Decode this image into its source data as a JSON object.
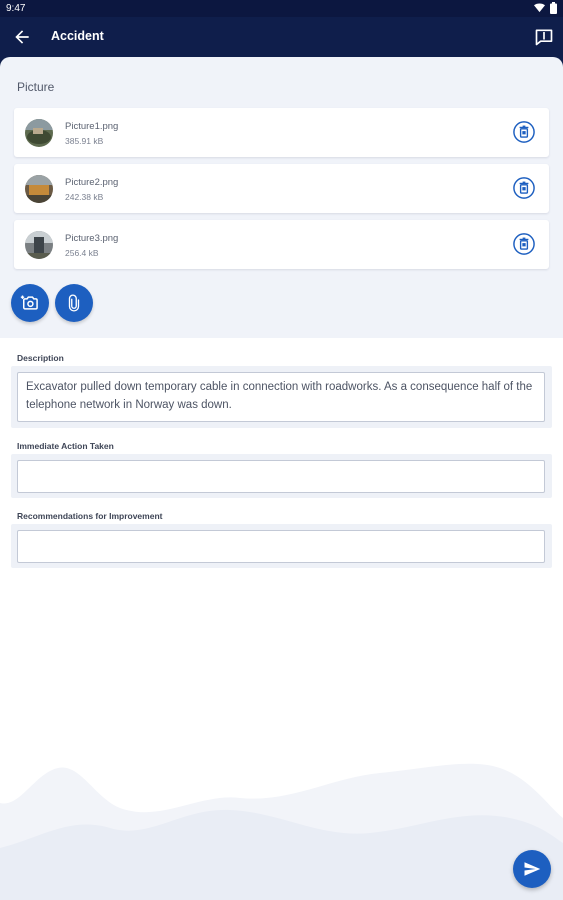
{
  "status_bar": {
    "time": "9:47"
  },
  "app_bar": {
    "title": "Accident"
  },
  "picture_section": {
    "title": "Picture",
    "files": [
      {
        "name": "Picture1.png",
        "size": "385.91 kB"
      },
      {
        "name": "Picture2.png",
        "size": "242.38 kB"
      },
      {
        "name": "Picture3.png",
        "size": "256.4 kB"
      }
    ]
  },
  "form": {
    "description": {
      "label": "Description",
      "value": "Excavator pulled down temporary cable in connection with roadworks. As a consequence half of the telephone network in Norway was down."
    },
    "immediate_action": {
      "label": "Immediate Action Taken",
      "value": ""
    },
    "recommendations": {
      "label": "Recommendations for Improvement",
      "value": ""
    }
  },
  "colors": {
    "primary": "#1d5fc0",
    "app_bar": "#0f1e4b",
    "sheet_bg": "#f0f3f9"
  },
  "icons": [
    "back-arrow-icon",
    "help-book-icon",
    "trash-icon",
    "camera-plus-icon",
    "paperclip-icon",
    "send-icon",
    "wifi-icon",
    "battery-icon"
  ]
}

----------------------------------------

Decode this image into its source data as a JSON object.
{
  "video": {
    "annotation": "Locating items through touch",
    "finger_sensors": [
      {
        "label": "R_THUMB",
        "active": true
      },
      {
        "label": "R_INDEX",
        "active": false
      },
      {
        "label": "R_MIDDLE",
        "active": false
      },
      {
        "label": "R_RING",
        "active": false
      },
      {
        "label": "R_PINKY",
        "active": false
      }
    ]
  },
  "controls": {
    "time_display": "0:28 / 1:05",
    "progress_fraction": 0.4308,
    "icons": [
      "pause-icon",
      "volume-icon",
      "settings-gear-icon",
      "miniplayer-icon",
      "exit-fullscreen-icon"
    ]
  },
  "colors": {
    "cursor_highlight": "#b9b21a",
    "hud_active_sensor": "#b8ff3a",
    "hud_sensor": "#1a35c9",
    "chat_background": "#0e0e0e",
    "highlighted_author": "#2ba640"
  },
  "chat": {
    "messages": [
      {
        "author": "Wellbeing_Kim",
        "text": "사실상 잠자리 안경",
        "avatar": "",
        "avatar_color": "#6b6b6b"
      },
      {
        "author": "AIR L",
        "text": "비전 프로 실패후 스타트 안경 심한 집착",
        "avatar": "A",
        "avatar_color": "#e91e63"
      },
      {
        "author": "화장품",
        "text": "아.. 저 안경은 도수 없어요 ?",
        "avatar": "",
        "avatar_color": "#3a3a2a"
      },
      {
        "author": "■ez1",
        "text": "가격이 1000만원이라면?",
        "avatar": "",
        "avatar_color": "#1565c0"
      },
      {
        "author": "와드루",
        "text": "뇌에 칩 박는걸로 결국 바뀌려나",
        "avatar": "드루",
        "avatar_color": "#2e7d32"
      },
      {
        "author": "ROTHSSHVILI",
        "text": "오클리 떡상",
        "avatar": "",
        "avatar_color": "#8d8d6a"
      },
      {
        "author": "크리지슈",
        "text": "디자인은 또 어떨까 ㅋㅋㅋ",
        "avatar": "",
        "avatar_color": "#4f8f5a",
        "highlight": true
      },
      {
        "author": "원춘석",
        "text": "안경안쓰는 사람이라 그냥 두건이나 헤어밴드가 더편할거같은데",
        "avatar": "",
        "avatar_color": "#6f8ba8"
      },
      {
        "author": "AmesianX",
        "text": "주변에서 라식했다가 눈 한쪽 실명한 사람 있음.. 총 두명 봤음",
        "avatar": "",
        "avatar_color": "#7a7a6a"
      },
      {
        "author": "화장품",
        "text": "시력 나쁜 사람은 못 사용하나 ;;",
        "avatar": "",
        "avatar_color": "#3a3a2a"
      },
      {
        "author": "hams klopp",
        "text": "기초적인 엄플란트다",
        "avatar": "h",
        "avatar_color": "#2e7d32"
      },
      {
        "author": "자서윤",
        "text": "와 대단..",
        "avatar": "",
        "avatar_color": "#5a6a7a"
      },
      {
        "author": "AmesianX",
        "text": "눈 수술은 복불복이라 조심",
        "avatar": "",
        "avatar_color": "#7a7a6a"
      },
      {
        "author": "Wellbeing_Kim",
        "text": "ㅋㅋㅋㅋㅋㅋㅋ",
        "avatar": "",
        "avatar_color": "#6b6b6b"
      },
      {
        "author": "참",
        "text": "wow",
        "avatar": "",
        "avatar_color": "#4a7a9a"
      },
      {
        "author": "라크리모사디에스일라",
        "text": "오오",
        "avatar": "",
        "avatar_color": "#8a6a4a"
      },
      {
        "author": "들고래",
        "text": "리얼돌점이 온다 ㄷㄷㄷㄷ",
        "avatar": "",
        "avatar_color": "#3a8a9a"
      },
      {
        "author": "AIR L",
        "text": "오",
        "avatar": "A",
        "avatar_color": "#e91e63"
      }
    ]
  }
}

----------------------------------------

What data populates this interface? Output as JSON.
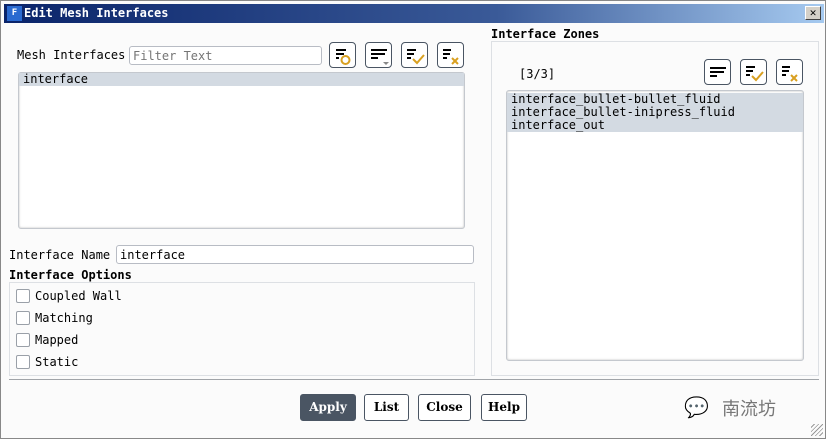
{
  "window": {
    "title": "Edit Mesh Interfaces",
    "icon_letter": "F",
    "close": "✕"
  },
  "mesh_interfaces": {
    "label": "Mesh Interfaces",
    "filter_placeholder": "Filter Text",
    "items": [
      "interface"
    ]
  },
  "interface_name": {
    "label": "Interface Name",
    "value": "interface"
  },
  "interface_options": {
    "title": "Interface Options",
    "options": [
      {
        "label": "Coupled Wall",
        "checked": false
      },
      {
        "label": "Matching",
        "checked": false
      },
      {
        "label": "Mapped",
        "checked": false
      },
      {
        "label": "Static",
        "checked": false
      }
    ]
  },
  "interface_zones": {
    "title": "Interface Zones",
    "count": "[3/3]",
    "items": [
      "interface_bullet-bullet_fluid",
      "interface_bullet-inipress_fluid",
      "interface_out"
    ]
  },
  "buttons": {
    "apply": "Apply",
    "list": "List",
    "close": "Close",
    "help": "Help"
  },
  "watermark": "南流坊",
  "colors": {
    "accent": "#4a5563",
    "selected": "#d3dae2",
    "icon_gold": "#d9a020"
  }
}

----------------------------------------

**Exercise:**
Above are some records. Count the lines among them with the word "title", and answer with the number only.

**Reply to the task:**
5